INSTRUCTIONS TO FOLLOW:
The records below must be transcribed exactly. Do not include the pictures.
-- START EXERCISE DATA --
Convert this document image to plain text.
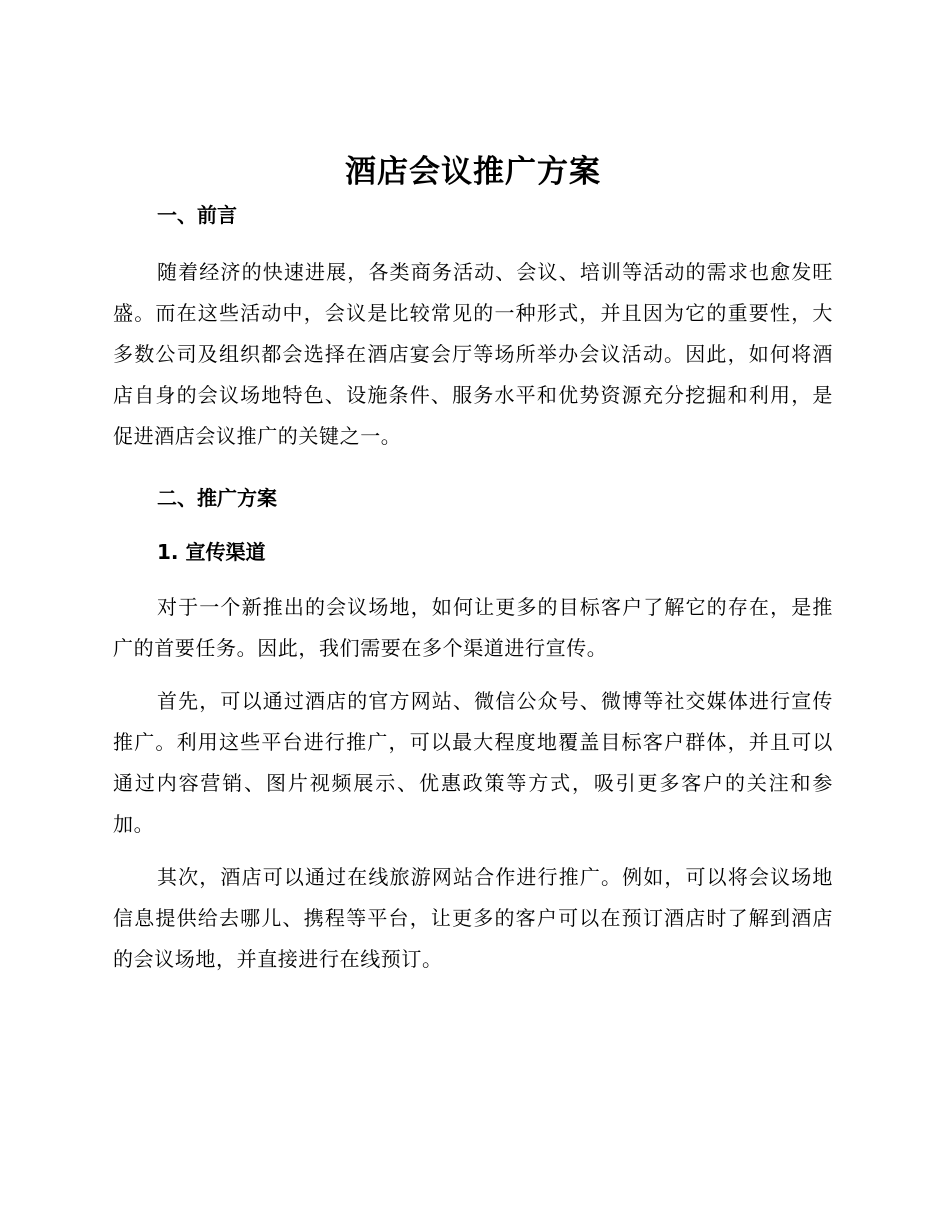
酒店会议推广方案
一、前言

随着经济的快速进展，各类商务活动、会议、培训等活动的需求也愈发旺盛。而在这些活动中，会议是比较常见的一种形式，并且因为它的重要性，大多数公司及组织都会选择在酒店宴会厅等场所举办会议活动。因此，如何将酒店自身的会议场地特色、设施条件、服务水平和优势资源充分挖掘和利用，是促进酒店会议推广的关键之一。

二、推广方案
1. 宣传渠道

对于一个新推出的会议场地，如何让更多的目标客户了解它的存在，是推广的首要任务。因此，我们需要在多个渠道进行宣传。

首先，可以通过酒店的官方网站、微信公众号、微博等社交媒体进行宣传推广。利用这些平台进行推广，可以最大程度地覆盖目标客户群体，并且可以通过内容营销、图片视频展示、优惠政策等方式，吸引更多客户的关注和参加。

其次，酒店可以通过在线旅游网站合作进行推广。例如，可以将会议场地信息提供给去哪儿、携程等平台，让更多的客户可以在预订酒店时了解到酒店的会议场地，并直接进行在线预订。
-- END EXERCISE DATA --
REPLY:
Convert this document image to plain text.
酒店会议推广方案
一、前言

随着经济的快速进展，各类商务活动、会议、培训等活动的需求也愈发旺盛。而在这些活动中，会议是比较常见的一种形式，并且因为它的重要性，大多数公司及组织都会选择在酒店宴会厅等场所举办会议活动。因此，如何将酒店自身的会议场地特色、设施条件、服务水平和优势资源充分挖掘和利用，是促进酒店会议推广的关键之一。

二、推广方案
1. 宣传渠道

对于一个新推出的会议场地，如何让更多的目标客户了解它的存在，是推广的首要任务。因此，我们需要在多个渠道进行宣传。

首先，可以通过酒店的官方网站、微信公众号、微博等社交媒体进行宣传推广。利用这些平台进行推广，可以最大程度地覆盖目标客户群体，并且可以通过内容营销、图片视频展示、优惠政策等方式，吸引更多客户的关注和参加。

其次，酒店可以通过在线旅游网站合作进行推广。例如，可以将会议场地信息提供给去哪儿、携程等平台，让更多的客户可以在预订酒店时了解到酒店的会议场地，并直接进行在线预订。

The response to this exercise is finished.